DO THIS -
Reproduce each of the lines below word for word, omitting the pictures.

Stored dataset items -
'''
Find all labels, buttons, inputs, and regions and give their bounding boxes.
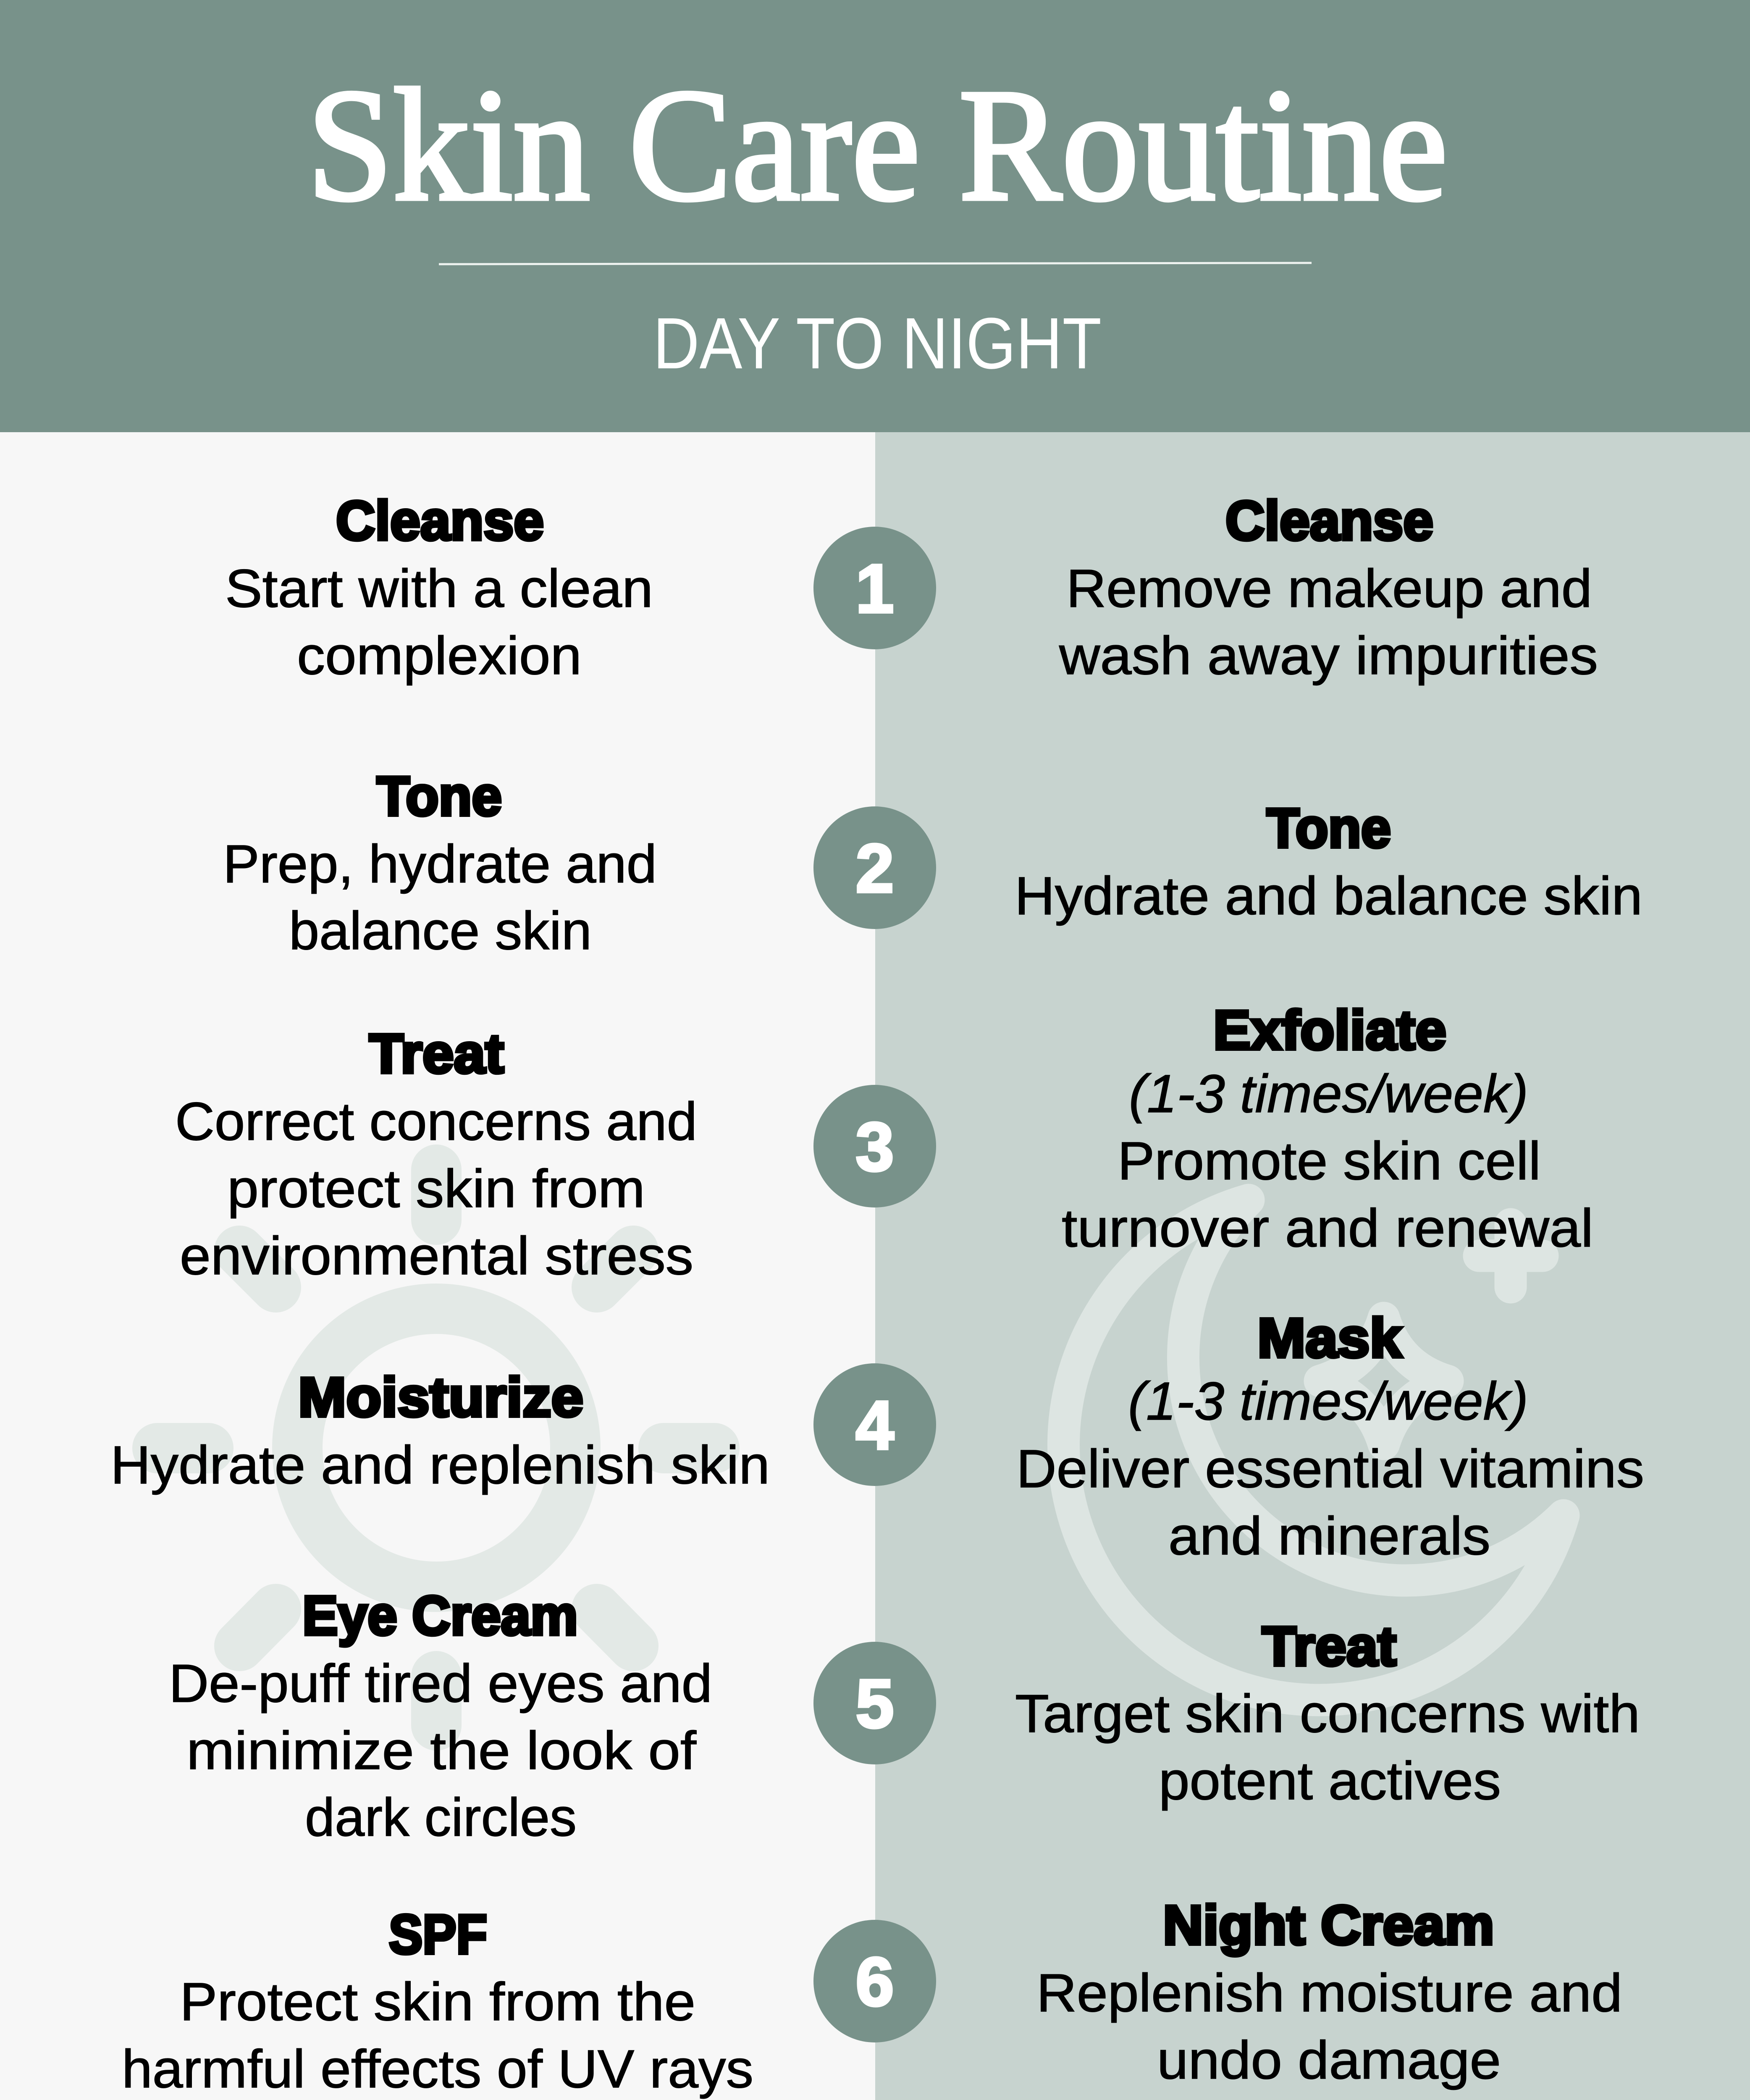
description: De-puff tired eyes and xyxy=(169,1654,712,1714)
description xyxy=(1036,1963,1622,2090)
description xyxy=(1016,1439,1644,1566)
heading: Night Cream xyxy=(1163,1894,1494,1956)
night step 5: Treat xyxy=(1015,1615,1640,1811)
number badge 1: 1 xyxy=(855,550,894,627)
description: minimize the look of xyxy=(186,1721,696,1781)
description: Protect skin from the xyxy=(180,1972,695,2032)
night step 4: Mask xyxy=(1016,1307,1644,1566)
icon: sun watermark xyxy=(157,1170,714,1725)
description: and minerals xyxy=(1168,1506,1490,1566)
description xyxy=(1015,1684,1640,1811)
heading: Cleanse xyxy=(336,490,544,551)
description: complexion xyxy=(297,626,582,686)
day step 4: Moisturize xyxy=(110,1366,770,1495)
night step 1: Cleanse xyxy=(1059,490,1598,686)
panel: night column background xyxy=(875,432,1750,2100)
description: protect skin from xyxy=(227,1159,645,1219)
number badge 3 xyxy=(813,1085,936,1208)
number badge 2: 2 xyxy=(855,830,894,907)
description: balance skin xyxy=(289,901,592,961)
description xyxy=(225,559,653,686)
description: Prep, hydrate and xyxy=(223,834,657,894)
description: Remove makeup and xyxy=(1066,559,1592,619)
title: Skin Care Routine xyxy=(307,56,1448,234)
number badge 1 xyxy=(813,527,936,649)
description: Hydrate and replenish skin xyxy=(110,1435,770,1495)
number badge 2 xyxy=(813,806,936,929)
description xyxy=(1062,1131,1593,1258)
description: harmful effects of UV rays xyxy=(122,2039,753,2099)
description: Promote skin cell xyxy=(1118,1131,1541,1191)
description xyxy=(1059,559,1598,686)
heading: Treat xyxy=(1262,1615,1396,1677)
number badge 4: 4 xyxy=(855,1387,894,1464)
description xyxy=(122,1972,753,2099)
heading: Eye Cream xyxy=(302,1585,578,1646)
panel: day column background xyxy=(0,432,875,2100)
description: Hydrate and balance skin xyxy=(1015,866,1642,926)
heading: SPF xyxy=(389,1903,487,1965)
description: potent actives xyxy=(1159,1751,1501,1811)
heading: Tone xyxy=(377,765,502,827)
description xyxy=(223,834,657,961)
frequency note: (1-3 times/week) xyxy=(1128,1371,1528,1431)
day step 2: Tone xyxy=(223,765,657,961)
number badge 5: 5 xyxy=(855,1665,894,1742)
night step 3: Exfoliate xyxy=(1062,999,1593,1258)
heading: Treat xyxy=(369,1023,504,1084)
heading: Mask xyxy=(1257,1307,1402,1369)
night step 6: Night Cream xyxy=(1036,1894,1622,2090)
description: dark circles xyxy=(305,1788,577,1848)
number badge 4 xyxy=(813,1363,936,1486)
description: turnover and renewal xyxy=(1062,1198,1593,1258)
number badge 5 xyxy=(813,1642,936,1764)
day step 5: Eye Cream xyxy=(169,1585,712,1848)
description xyxy=(175,1092,697,1286)
day step 6: SPF xyxy=(122,1903,753,2099)
subtitle: DAY TO NIGHT xyxy=(653,302,1102,384)
description: wash away impurities xyxy=(1059,626,1598,686)
number badge 6 xyxy=(813,1920,936,2042)
description xyxy=(169,1654,712,1848)
heading: Exfoliate xyxy=(1213,999,1446,1061)
description: Replenish moisture and xyxy=(1036,1963,1622,2023)
description: Correct concerns and xyxy=(175,1092,697,1152)
day step 3: Treat xyxy=(175,1023,697,1286)
description: environmental stress xyxy=(180,1226,693,1286)
night step 2: Tone xyxy=(1015,797,1642,926)
frequency note: (1-3 times/week) xyxy=(1129,1064,1528,1124)
number badge 3: 3 xyxy=(855,1108,894,1185)
icon: moon and stars watermark xyxy=(1064,1200,1564,1700)
day step 1: Cleanse xyxy=(225,490,653,686)
number badge 6: 6 xyxy=(855,1943,894,2020)
description: Target skin concerns with xyxy=(1015,1684,1640,1744)
heading: Moisturize xyxy=(298,1366,583,1428)
description: Deliver essential vitamins xyxy=(1016,1439,1644,1499)
heading: Cleanse xyxy=(1225,490,1433,551)
description: undo damage xyxy=(1157,2030,1501,2090)
description: Start with a clean xyxy=(225,559,653,619)
header banner xyxy=(0,0,1750,432)
heading: Tone xyxy=(1267,797,1391,859)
'''
RESPONSE TO THE EXERCISE -
Find all labels, buttons, inputs, and regions and give their bounding boxes.
description: De-puff tired eyes and xyxy=(169,1654,712,1714)
description xyxy=(1036,1963,1622,2090)
description xyxy=(1016,1439,1644,1566)
heading: Night Cream xyxy=(1163,1894,1494,1956)
night step 5: Treat xyxy=(1015,1615,1640,1811)
number badge 1: 1 xyxy=(855,550,894,627)
description: minimize the look of xyxy=(186,1721,696,1781)
description: Protect skin from the xyxy=(180,1972,695,2032)
night step 4: Mask xyxy=(1016,1307,1644,1566)
icon: sun watermark xyxy=(157,1170,714,1725)
description: and minerals xyxy=(1168,1506,1490,1566)
description xyxy=(1015,1684,1640,1811)
heading: Cleanse xyxy=(336,490,544,551)
description: complexion xyxy=(297,626,582,686)
day step 4: Moisturize xyxy=(110,1366,770,1495)
night step 1: Cleanse xyxy=(1059,490,1598,686)
panel: night column background xyxy=(875,432,1750,2100)
description: protect skin from xyxy=(227,1159,645,1219)
number badge 3 xyxy=(813,1085,936,1208)
number badge 2: 2 xyxy=(855,830,894,907)
description: balance skin xyxy=(289,901,592,961)
description xyxy=(225,559,653,686)
description: Prep, hydrate and xyxy=(223,834,657,894)
description: Remove makeup and xyxy=(1066,559,1592,619)
title: Skin Care Routine xyxy=(307,56,1448,234)
number badge 1 xyxy=(813,527,936,649)
description: Hydrate and replenish skin xyxy=(110,1435,770,1495)
number badge 2 xyxy=(813,806,936,929)
description xyxy=(1062,1131,1593,1258)
description: harmful effects of UV rays xyxy=(122,2039,753,2099)
description: Promote skin cell xyxy=(1118,1131,1541,1191)
description xyxy=(1059,559,1598,686)
heading: Treat xyxy=(1262,1615,1396,1677)
number badge 4: 4 xyxy=(855,1387,894,1464)
description xyxy=(122,1972,753,2099)
heading: Eye Cream xyxy=(302,1585,578,1646)
panel: day column background xyxy=(0,432,875,2100)
description: Hydrate and balance skin xyxy=(1015,866,1642,926)
heading: SPF xyxy=(389,1903,487,1965)
description: potent actives xyxy=(1159,1751,1501,1811)
heading: Tone xyxy=(377,765,502,827)
description xyxy=(223,834,657,961)
frequency note: (1-3 times/week) xyxy=(1128,1371,1528,1431)
day step 2: Tone xyxy=(223,765,657,961)
number badge 5: 5 xyxy=(855,1665,894,1742)
night step 3: Exfoliate xyxy=(1062,999,1593,1258)
heading: Treat xyxy=(369,1023,504,1084)
heading: Mask xyxy=(1257,1307,1402,1369)
night step 6: Night Cream xyxy=(1036,1894,1622,2090)
description: dark circles xyxy=(305,1788,577,1848)
number badge 4 xyxy=(813,1363,936,1486)
description: turnover and renewal xyxy=(1062,1198,1593,1258)
number badge 5 xyxy=(813,1642,936,1764)
day step 5: Eye Cream xyxy=(169,1585,712,1848)
description xyxy=(175,1092,697,1286)
day step 6: SPF xyxy=(122,1903,753,2099)
subtitle: DAY TO NIGHT xyxy=(653,302,1102,384)
description: wash away impurities xyxy=(1059,626,1598,686)
number badge 6 xyxy=(813,1920,936,2042)
description xyxy=(169,1654,712,1848)
heading: Exfoliate xyxy=(1213,999,1446,1061)
description: Replenish moisture and xyxy=(1036,1963,1622,2023)
description: Correct concerns and xyxy=(175,1092,697,1152)
day step 3: Treat xyxy=(175,1023,697,1286)
description: environmental stress xyxy=(180,1226,693,1286)
night step 2: Tone xyxy=(1015,797,1642,926)
frequency note: (1-3 times/week) xyxy=(1129,1064,1528,1124)
number badge 3: 3 xyxy=(855,1108,894,1185)
icon: moon and stars watermark xyxy=(1064,1200,1564,1700)
day step 1: Cleanse xyxy=(225,490,653,686)
number badge 6: 6 xyxy=(855,1943,894,2020)
description: Target skin concerns with xyxy=(1015,1684,1640,1744)
heading: Moisturize xyxy=(298,1366,583,1428)
description: Deliver essential vitamins xyxy=(1016,1439,1644,1499)
heading: Cleanse xyxy=(1225,490,1433,551)
description: undo damage xyxy=(1157,2030,1501,2090)
description: Start with a clean xyxy=(225,559,653,619)
header banner xyxy=(0,0,1750,432)
heading: Tone xyxy=(1267,797,1391,859)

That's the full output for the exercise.